== Your goal ==
In the forum thread about parsing a large nested XML file, why does each organization tag contain multiple organizationName tags?

───── Excerpted passage ─────

Solved

Parsing v. large nested xml file.

Posted on 2015-01-30
4
60 Views
Last Modified: 2016-02-18
I’m using the attached c# code to parse the attached xml file.  The problem is that within each organization tag there are multiple organizationName tags.  This is because organizations change their names over time.  The code is only getting the most recent whereas I would like all the history.
Ideally, I’d also like to be able to filter on specific elements and/or attributes.  However this is lower priority as I can just iterate through the file created by the code.
C--OAOrganization-File2.txtC--OAOrganization-SourceCode.txt
0
Comment
Question by:AlHal2
  • 3
4 Comments
 
LVL 62

Expert Comment

by:Fernando Soto
ID: 40579847
Hi AlHal2;

Is something like this that you are looking for?
// Load document into memory
XDocument xdoc = XDocument.Load(@"Path to XML File\C--OAOrganization-File2.xml");

// XML NameSpace used in documents
XNamespace ns = xdoc.Root.GetDefaultNamespace();
XNamespace env = xdoc.Root.GetNamespaceOfPrefix("env");

// Query for needed information
var results = (from o in xdoc.Descendants(ns + "Organization")
               from orgn in o.Elements(ns + "OrganizationName") 
               select new
               {
                   Id = o.Element(ns + "OrganizationId").Value,
                   Name = orgn.Value
               });
               
Console.WriteLine("Id                  Name");               
foreach (var org in results)
{
    Console.WriteLine("{0}   {1}", org.Id, org.Name);
}               

Open in new window

Result of above Linq query
Id           Name
4295904866   S. Y. BANCORP, INC.
4295904866   STOCK YARDS BANCORP, INC.
4295904866   Stock Yards
4295904882   SAUL CENTERS, INC.
4295904882   Saul Centers
4295904889   SCHUFF STEEL CO
4295904889   SCHUFF INTERNATIONAL, INC.
4295904889   Schuff Intl

Open in new window

0
 

Author Comment

by:AlHal2
ID: 40581772
The advantage of the cc# code is that it parses the file bit by bit.  If I ingest the entire 8GB file into memory the program will not run.
0
 

Accepted Solution

by:
AlHal2 earned 0 total points
ID: 40586030
This code from a colleague worked for me.

using System;
using System.Xml;

namespace ReadXMLfromFile
{
    /// <summary>
    
    /// </summary>
    class pdaXMLParser
    {
        static void Main(string[] args)
        {
            XmlTextReader reader = new XmlTextReader("c:\\temp\\file2.xml");
            string csvRoot = "";
            string sep = "|";

            //write the output file header string (overwrite any existing file)
            using (System.IO.StreamWriter file = new System.IO.StreamWriter(@"C:\temp\OrganizationNameParsed.txt"))
            {
                file.WriteLine("OrganizationID|entityCreatedDate|entityModifiedDate|OrganizationName|OrganizationName_effectiveFrom|OrganizationName_effectiveTo|OrganizationName_organizationNameTypeCode|organizationName_LanguageID|OrganizationName_organizationNameLocalNormalized");
            }

            while (reader.Read())
            {
                // Only detect start elements.
		        if (reader.IsStartElement())
		        {
		            // Get element name and switch on it.
		            switch (reader.Name)
		            {
			        case "Data":
			            // Detect this element.
			            //Console.WriteLine("Start <data> element.");
			            break;

                    case "Organization":
                        //start a new csv string for use later...

───── Material supplied ─────

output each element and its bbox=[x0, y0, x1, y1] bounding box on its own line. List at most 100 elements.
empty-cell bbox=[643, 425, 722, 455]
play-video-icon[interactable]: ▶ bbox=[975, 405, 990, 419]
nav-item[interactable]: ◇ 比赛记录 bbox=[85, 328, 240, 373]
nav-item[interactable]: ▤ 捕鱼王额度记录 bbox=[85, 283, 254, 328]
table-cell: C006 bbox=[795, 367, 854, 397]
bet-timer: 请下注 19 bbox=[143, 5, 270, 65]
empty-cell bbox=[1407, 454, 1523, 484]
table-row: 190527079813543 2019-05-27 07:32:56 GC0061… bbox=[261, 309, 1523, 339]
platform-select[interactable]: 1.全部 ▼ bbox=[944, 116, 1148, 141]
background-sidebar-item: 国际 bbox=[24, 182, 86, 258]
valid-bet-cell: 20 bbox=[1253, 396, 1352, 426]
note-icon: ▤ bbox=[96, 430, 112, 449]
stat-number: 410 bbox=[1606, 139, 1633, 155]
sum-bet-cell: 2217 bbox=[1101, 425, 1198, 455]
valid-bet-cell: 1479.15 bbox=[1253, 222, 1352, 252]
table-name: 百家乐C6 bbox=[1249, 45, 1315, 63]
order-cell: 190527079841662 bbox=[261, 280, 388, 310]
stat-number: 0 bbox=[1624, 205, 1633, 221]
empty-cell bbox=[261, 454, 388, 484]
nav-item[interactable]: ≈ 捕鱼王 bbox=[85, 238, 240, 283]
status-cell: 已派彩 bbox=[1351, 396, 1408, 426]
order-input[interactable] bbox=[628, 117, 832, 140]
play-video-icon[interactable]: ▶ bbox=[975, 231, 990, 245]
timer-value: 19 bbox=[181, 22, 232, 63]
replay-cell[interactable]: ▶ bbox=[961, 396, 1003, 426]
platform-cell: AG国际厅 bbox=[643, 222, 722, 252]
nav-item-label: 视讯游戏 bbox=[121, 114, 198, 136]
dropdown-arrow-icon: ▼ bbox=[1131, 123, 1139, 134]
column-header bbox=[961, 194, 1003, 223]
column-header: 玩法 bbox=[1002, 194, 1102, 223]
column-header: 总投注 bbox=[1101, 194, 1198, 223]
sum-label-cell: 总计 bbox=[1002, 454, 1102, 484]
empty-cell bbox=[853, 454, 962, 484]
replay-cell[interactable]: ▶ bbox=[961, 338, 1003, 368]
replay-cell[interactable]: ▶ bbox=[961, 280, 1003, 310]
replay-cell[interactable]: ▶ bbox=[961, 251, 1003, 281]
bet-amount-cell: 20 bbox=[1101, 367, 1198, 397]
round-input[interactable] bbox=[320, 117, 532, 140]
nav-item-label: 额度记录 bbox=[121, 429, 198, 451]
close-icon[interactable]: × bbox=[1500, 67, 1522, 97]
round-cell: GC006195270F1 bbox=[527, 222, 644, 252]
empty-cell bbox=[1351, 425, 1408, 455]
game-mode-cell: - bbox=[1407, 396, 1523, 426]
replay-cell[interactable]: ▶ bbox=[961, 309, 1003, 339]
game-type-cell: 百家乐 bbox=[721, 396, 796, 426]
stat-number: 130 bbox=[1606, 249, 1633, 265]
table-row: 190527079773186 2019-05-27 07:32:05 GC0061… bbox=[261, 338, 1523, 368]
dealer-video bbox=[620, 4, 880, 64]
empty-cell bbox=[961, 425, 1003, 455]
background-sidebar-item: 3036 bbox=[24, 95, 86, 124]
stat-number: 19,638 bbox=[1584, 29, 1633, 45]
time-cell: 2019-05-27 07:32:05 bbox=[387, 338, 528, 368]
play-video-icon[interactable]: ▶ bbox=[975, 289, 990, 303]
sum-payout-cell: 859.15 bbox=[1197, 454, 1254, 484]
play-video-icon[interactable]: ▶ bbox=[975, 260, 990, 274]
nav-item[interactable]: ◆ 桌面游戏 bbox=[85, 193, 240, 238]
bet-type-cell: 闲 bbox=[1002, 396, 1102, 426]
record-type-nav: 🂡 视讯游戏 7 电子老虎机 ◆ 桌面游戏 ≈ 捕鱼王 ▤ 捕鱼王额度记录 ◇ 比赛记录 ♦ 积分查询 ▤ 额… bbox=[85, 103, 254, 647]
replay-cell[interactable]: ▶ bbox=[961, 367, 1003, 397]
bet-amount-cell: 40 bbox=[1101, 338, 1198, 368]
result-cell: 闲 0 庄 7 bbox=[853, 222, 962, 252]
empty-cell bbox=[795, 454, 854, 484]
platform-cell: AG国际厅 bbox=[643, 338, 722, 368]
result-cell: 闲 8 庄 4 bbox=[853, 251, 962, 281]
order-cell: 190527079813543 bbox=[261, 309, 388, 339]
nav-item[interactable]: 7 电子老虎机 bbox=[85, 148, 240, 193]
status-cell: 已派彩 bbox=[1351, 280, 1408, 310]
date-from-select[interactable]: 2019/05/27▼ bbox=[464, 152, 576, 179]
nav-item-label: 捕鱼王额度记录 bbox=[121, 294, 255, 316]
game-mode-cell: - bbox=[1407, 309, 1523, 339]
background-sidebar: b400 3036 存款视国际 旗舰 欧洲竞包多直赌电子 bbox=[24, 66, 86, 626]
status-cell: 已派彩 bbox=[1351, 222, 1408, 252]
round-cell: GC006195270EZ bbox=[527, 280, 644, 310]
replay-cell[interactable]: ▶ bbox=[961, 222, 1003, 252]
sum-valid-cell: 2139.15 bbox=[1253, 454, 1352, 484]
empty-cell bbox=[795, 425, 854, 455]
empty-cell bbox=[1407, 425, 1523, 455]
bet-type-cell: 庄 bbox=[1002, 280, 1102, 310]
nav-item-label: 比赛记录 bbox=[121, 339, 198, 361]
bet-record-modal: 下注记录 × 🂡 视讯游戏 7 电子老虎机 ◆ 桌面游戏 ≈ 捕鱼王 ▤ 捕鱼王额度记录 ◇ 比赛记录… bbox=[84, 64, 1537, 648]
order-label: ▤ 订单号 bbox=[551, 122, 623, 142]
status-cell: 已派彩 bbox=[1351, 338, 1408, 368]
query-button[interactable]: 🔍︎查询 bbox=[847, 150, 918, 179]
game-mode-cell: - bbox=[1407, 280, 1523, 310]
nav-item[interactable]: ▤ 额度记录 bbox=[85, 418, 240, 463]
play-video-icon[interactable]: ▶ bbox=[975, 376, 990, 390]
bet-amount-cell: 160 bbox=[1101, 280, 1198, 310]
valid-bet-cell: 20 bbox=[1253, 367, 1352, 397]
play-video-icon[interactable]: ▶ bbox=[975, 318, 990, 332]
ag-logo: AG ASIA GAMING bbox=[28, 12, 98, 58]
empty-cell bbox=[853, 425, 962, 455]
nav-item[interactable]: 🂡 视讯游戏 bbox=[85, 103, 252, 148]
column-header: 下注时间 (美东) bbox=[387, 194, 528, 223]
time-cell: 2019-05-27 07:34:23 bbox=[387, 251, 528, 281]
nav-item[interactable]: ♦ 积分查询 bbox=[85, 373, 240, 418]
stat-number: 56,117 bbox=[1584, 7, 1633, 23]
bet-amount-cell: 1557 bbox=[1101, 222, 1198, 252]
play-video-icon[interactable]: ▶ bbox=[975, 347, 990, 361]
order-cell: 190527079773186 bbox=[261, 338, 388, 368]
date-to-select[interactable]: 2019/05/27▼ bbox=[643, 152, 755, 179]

─────

== Worked answer ==
Organizations change their names over time.